**Given problem:** Pick out each line containing the string "питания" and copy it.

**Available records:**

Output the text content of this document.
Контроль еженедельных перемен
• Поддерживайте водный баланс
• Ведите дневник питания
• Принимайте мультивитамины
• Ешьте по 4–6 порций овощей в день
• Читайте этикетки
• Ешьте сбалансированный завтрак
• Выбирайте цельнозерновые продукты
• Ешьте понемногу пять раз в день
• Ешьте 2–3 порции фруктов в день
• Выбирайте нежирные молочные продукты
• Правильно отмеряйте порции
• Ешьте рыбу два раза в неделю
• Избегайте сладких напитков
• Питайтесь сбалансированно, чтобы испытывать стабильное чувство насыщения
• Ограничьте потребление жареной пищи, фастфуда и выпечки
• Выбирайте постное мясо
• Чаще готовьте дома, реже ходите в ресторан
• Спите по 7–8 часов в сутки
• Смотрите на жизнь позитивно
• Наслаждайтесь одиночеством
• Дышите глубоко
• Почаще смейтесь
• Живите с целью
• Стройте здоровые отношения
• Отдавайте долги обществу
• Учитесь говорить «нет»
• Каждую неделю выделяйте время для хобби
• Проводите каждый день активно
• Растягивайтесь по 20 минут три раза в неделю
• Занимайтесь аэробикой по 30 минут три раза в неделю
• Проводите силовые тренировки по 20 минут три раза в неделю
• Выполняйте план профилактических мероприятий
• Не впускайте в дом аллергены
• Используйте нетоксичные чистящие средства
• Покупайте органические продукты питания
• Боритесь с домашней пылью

**Expected answer:**
• Ведите дневник питания
• Покупайте органические продукты питания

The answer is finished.